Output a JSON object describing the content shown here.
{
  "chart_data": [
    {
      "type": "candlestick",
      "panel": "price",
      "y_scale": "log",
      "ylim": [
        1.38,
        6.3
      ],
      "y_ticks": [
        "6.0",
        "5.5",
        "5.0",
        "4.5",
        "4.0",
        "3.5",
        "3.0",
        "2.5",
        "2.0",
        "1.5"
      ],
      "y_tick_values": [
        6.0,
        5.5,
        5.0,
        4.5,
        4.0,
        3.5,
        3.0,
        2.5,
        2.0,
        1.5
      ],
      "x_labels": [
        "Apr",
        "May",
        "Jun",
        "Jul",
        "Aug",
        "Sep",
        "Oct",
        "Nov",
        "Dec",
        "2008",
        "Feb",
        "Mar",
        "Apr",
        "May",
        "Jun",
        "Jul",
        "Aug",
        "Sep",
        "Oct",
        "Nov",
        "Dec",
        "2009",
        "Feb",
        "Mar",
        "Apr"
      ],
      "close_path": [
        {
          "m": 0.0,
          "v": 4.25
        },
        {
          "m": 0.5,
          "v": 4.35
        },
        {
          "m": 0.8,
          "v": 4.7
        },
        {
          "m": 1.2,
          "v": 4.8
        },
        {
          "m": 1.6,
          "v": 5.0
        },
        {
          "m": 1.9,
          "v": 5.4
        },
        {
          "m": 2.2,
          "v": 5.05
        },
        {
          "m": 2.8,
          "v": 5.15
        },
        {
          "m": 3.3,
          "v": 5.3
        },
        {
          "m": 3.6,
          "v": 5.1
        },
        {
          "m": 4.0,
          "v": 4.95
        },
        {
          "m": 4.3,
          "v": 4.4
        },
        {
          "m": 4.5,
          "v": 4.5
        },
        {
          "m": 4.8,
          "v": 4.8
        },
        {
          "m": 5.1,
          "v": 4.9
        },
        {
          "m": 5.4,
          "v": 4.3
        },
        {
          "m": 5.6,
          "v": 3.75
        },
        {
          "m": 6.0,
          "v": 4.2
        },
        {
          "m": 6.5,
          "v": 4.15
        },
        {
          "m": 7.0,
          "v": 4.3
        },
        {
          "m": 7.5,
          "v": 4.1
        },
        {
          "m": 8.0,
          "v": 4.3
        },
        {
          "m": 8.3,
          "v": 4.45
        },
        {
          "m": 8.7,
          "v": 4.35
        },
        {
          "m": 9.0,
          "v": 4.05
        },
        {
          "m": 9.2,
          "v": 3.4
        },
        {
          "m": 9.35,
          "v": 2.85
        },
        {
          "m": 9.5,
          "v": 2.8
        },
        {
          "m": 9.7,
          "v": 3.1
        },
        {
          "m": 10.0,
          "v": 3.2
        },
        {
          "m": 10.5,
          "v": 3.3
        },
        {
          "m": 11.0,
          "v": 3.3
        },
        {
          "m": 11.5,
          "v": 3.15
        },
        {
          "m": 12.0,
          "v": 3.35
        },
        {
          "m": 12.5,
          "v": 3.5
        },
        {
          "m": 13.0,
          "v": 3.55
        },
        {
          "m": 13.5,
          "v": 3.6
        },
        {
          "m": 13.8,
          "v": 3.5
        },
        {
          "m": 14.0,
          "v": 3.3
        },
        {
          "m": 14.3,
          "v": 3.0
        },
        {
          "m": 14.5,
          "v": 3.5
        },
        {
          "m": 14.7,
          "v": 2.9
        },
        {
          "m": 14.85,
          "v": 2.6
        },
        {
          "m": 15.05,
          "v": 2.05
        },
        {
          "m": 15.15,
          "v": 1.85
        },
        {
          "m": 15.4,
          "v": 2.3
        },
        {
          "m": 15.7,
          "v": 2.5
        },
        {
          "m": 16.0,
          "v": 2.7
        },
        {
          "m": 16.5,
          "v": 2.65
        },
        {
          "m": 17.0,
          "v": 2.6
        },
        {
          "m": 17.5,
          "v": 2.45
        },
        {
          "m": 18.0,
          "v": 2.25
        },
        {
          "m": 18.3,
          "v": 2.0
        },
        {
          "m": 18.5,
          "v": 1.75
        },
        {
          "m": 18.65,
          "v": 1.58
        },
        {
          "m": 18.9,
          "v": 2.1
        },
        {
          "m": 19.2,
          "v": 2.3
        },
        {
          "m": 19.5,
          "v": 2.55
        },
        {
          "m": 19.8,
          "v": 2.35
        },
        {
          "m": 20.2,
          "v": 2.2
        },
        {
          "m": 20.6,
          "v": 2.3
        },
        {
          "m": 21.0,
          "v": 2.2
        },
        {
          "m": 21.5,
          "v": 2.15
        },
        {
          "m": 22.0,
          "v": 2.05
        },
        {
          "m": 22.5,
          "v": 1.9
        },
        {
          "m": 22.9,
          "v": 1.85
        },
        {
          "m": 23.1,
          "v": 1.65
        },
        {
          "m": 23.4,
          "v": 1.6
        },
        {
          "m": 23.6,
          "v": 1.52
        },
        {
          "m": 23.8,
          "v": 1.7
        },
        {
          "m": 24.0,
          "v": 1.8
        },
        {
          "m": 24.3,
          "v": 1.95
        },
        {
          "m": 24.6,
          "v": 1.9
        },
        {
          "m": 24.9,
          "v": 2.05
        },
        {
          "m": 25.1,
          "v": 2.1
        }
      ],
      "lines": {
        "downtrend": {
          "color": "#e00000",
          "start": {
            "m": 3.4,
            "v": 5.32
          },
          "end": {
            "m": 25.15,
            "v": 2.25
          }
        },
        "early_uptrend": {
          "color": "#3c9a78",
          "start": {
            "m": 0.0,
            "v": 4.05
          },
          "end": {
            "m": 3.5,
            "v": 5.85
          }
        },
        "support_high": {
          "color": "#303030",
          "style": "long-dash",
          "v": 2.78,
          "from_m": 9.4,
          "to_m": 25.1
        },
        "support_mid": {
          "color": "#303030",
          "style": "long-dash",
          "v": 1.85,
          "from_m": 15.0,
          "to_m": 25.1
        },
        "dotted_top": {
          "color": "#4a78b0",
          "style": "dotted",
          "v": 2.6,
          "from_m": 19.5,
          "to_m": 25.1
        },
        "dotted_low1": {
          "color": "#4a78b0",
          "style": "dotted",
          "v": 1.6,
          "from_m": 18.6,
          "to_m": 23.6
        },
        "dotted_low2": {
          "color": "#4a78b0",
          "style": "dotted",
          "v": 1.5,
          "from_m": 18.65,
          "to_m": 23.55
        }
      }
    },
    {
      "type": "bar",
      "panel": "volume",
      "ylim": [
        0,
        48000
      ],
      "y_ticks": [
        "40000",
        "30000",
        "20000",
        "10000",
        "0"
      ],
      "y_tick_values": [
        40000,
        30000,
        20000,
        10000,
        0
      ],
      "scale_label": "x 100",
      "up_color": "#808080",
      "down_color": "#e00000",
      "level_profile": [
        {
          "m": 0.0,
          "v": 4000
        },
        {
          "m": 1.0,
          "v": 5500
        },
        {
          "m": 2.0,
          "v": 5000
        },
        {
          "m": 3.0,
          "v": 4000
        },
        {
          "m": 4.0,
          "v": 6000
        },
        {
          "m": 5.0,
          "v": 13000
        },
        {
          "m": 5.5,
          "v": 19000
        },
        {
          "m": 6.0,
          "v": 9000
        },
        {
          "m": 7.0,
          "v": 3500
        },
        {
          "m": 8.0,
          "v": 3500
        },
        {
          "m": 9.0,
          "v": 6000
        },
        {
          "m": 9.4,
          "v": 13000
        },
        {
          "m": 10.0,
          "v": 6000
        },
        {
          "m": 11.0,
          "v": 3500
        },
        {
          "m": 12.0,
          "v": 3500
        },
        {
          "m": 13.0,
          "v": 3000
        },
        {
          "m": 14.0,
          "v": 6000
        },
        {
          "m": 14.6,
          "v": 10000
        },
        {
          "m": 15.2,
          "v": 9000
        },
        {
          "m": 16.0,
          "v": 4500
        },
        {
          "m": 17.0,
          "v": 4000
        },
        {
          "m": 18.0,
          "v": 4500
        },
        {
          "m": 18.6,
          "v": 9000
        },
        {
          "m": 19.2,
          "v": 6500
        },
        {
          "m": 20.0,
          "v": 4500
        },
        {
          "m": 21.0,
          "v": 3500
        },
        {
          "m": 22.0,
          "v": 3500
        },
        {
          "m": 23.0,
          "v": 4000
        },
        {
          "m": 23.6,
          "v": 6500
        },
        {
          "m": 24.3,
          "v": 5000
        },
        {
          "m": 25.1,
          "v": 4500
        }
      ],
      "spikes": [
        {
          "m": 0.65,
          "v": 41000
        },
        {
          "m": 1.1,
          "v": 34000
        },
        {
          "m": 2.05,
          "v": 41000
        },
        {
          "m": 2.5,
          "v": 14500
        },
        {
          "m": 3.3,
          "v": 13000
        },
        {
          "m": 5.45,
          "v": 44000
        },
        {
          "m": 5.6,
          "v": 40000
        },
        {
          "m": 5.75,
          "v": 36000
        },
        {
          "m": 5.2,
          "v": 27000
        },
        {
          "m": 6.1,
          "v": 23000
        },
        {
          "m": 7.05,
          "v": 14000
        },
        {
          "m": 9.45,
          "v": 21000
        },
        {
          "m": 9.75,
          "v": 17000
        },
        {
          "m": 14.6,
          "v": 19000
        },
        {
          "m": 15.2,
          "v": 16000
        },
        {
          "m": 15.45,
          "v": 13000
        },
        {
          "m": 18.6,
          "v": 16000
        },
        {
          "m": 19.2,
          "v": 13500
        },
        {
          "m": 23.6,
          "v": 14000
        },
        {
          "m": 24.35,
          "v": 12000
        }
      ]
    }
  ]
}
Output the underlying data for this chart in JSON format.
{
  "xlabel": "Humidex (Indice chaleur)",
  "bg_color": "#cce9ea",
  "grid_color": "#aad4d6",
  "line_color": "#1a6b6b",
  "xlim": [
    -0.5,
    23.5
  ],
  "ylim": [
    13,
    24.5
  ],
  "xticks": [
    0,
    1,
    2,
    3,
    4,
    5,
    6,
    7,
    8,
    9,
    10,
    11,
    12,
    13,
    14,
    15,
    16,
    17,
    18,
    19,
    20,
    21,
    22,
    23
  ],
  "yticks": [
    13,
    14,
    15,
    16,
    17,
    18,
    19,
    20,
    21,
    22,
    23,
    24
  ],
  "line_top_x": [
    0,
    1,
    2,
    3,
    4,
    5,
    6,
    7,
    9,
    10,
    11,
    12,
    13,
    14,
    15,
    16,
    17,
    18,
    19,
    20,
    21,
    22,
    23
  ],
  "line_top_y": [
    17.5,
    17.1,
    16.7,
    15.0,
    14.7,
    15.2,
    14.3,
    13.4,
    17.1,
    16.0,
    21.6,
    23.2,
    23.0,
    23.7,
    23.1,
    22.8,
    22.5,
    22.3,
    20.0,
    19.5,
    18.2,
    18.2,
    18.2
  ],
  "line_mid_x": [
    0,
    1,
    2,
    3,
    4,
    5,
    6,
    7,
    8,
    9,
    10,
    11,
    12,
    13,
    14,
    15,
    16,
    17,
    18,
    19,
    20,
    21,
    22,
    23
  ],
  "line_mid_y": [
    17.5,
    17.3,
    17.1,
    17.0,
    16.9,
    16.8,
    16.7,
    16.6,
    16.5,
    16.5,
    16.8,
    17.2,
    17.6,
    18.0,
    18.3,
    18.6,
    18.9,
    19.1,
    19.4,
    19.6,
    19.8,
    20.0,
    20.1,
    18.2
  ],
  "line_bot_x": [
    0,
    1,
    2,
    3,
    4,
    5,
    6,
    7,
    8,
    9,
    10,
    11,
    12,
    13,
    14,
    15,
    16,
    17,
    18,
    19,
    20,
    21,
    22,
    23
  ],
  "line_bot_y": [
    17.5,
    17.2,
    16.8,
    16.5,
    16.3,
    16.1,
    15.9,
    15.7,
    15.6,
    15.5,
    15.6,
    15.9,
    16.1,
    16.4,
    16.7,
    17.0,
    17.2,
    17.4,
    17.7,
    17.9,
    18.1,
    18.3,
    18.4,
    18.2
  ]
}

==============================

» What the exercise asks: In the material above, find each line that contains the word "Output", and select it.

» Result of this exercise:
Output a JSON object describing the content shown here.
Output the underlying data for this chart in JSON format.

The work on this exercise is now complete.